Collected data
***

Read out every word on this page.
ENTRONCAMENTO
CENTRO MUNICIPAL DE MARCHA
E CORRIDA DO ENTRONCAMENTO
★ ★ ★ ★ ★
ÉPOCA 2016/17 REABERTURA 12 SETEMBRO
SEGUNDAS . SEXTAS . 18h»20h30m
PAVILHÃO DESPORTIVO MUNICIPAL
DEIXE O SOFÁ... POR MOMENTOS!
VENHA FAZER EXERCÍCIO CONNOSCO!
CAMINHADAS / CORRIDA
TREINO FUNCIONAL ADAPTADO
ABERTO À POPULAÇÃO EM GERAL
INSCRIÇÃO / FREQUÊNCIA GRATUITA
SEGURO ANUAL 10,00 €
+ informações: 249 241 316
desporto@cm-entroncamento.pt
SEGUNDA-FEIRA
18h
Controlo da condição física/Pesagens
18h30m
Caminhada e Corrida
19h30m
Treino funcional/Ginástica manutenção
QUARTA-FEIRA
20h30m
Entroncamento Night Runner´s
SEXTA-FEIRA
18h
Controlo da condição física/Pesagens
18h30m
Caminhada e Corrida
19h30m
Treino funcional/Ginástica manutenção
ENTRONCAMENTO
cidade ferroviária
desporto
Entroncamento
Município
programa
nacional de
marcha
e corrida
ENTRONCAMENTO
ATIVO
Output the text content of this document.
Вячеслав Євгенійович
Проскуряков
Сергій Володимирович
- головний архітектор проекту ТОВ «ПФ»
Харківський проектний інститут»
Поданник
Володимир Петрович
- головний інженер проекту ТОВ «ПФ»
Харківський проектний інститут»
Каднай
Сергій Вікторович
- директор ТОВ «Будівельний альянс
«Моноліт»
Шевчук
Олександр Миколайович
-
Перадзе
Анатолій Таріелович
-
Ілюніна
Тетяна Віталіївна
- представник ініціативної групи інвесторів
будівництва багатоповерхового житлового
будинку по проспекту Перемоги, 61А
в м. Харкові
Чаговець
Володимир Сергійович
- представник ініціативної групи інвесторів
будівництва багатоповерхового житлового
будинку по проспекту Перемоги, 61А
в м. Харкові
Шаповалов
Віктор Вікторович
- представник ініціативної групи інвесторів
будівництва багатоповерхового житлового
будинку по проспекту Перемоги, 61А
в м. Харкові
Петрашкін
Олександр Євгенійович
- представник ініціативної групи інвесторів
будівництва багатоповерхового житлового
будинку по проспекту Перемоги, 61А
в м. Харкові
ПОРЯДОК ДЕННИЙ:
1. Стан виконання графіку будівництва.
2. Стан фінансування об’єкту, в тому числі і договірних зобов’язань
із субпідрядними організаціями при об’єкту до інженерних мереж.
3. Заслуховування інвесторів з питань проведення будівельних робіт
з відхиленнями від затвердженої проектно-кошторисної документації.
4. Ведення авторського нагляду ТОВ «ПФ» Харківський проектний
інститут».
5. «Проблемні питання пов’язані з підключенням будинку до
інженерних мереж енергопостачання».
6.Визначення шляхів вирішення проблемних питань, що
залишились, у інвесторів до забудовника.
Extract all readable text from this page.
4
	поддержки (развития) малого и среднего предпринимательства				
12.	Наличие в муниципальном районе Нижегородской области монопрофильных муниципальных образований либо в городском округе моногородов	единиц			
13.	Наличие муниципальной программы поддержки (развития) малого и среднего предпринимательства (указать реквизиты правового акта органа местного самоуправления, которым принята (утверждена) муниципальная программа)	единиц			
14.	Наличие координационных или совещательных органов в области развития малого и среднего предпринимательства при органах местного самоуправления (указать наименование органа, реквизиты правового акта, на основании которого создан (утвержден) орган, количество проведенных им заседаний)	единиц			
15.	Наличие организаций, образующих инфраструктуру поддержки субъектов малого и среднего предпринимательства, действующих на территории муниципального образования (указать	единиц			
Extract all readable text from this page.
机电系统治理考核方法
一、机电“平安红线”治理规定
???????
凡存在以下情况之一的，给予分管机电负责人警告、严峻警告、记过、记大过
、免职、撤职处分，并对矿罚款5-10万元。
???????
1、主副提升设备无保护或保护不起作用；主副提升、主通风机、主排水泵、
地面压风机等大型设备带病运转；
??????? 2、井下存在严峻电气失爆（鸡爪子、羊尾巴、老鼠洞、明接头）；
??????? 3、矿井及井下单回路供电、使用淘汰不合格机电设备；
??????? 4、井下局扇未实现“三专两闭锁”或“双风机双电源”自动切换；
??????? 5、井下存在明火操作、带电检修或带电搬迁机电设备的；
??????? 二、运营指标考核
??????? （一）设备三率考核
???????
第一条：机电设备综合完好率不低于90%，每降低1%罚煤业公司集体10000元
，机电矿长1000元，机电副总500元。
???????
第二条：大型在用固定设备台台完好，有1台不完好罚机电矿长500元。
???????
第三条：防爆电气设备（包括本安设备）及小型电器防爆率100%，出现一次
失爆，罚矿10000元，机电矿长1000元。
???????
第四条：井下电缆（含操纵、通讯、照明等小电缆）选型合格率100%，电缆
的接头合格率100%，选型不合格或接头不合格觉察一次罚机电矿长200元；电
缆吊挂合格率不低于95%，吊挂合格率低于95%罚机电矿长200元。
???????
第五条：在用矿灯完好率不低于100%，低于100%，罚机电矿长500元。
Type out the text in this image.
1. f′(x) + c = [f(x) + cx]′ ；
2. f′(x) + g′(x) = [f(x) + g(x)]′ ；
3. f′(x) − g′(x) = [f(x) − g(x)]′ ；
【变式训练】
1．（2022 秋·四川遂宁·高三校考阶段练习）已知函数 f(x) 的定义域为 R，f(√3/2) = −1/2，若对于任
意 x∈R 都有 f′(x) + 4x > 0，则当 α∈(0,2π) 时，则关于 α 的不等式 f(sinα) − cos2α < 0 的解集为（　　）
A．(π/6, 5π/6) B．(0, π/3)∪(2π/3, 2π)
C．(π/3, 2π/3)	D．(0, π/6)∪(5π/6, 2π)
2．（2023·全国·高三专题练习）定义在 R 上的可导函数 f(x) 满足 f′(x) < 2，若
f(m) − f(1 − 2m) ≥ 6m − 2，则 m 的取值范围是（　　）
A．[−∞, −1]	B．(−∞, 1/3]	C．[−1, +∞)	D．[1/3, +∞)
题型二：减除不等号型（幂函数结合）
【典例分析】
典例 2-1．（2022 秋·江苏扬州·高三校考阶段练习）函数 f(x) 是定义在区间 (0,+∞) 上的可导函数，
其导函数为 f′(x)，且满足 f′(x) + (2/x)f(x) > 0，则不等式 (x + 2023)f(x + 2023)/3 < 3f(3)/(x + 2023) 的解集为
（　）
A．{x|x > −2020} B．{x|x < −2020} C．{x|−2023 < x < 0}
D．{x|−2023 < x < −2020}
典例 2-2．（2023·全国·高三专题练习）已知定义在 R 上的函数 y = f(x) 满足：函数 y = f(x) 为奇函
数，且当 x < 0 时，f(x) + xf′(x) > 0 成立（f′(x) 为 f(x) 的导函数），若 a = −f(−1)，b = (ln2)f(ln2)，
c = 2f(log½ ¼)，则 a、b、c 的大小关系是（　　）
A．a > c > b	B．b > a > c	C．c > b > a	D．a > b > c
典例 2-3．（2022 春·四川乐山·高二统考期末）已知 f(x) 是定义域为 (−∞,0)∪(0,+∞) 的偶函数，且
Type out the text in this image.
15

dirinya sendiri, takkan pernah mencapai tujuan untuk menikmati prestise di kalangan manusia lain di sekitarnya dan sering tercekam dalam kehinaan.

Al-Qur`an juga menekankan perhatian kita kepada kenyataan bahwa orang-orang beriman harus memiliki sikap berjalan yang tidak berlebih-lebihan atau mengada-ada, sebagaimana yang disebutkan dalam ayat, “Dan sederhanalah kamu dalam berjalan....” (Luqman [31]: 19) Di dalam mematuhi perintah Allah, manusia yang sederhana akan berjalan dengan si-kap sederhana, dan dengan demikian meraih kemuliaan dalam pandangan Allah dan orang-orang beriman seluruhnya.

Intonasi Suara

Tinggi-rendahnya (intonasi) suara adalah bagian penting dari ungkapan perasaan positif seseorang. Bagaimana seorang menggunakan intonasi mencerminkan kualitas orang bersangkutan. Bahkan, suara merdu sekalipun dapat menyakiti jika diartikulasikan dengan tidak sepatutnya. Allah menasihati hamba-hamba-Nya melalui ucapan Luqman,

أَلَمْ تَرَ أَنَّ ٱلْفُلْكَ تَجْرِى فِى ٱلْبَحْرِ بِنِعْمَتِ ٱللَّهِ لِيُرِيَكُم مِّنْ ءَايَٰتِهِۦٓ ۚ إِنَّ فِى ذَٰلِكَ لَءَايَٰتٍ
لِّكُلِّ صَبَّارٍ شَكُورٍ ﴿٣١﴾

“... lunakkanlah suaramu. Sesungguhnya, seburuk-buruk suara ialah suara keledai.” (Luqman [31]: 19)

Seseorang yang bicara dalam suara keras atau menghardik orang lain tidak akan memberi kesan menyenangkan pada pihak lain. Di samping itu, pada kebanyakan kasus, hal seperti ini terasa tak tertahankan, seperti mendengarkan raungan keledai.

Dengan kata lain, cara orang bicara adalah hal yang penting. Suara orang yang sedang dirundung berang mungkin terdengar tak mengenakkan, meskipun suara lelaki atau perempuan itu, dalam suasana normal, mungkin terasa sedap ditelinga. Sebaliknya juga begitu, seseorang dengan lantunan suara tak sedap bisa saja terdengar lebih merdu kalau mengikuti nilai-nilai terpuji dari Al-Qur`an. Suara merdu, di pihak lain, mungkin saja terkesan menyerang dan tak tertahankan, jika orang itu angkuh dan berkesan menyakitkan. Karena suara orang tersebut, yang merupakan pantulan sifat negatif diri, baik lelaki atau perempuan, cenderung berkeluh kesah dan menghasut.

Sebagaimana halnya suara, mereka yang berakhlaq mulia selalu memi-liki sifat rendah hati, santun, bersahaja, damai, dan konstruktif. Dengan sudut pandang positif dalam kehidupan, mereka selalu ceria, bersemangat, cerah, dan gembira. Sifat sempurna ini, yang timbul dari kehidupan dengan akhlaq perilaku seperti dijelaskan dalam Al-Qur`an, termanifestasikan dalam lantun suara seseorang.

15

***

> [YOUR OBJECTIVE]:
Look through the data above. Find each line with the string "мереж" and copy it.

> [SOLUTION TO THIS TASK]:
із субпідрядними організаціями при об’єкту до інженерних мереж.
інженерних мереж енергопостачання».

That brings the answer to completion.